Task prompt. Find the string "this" and gather every line that holds it.

Given information.
* START *

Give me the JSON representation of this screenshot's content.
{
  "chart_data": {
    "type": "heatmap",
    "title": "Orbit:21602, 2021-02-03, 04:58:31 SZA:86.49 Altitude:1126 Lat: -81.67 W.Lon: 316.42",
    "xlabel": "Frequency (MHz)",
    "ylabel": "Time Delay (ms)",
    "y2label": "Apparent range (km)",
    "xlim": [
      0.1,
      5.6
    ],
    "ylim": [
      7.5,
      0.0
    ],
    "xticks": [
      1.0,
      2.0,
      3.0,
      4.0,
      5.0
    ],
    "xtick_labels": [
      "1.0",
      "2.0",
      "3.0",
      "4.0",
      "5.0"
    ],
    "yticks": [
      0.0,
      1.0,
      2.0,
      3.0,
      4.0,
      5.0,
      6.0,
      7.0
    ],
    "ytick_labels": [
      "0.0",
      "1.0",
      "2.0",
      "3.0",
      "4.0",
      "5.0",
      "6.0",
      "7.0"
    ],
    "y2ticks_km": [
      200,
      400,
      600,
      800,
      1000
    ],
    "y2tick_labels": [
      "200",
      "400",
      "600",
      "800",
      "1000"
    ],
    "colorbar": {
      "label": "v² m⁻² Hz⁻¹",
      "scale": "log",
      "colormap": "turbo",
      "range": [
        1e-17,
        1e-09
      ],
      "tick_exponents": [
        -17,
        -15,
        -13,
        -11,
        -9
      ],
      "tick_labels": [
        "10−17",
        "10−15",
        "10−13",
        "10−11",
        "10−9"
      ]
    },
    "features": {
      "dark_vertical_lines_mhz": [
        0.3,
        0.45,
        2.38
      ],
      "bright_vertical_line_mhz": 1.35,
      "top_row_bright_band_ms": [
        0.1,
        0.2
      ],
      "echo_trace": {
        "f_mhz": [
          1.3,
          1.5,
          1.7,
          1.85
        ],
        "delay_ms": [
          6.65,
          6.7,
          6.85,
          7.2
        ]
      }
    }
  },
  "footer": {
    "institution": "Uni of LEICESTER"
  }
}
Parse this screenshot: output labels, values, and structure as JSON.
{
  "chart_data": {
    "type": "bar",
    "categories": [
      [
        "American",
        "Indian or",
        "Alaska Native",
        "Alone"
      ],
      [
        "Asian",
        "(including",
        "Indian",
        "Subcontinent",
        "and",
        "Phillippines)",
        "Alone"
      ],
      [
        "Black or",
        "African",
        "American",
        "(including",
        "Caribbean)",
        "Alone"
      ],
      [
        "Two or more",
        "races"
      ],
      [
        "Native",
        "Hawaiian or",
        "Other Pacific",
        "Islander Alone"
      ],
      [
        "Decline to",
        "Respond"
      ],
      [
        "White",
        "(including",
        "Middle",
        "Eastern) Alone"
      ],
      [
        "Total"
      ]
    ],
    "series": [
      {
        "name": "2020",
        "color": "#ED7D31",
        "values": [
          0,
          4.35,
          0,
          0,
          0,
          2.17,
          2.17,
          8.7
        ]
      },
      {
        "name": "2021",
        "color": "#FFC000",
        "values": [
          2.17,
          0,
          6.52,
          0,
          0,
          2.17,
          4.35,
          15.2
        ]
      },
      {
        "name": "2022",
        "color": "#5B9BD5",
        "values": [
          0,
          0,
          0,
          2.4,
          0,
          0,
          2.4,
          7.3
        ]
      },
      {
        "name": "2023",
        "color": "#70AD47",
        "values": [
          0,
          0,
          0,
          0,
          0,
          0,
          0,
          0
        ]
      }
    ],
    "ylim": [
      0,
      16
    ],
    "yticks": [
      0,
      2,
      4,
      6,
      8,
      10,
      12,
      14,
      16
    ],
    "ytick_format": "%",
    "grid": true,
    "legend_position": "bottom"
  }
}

* END *

Correct result.
Give me the JSON representation of this screenshot's content.
Parse this screenshot: output labels, values, and structure as JSON.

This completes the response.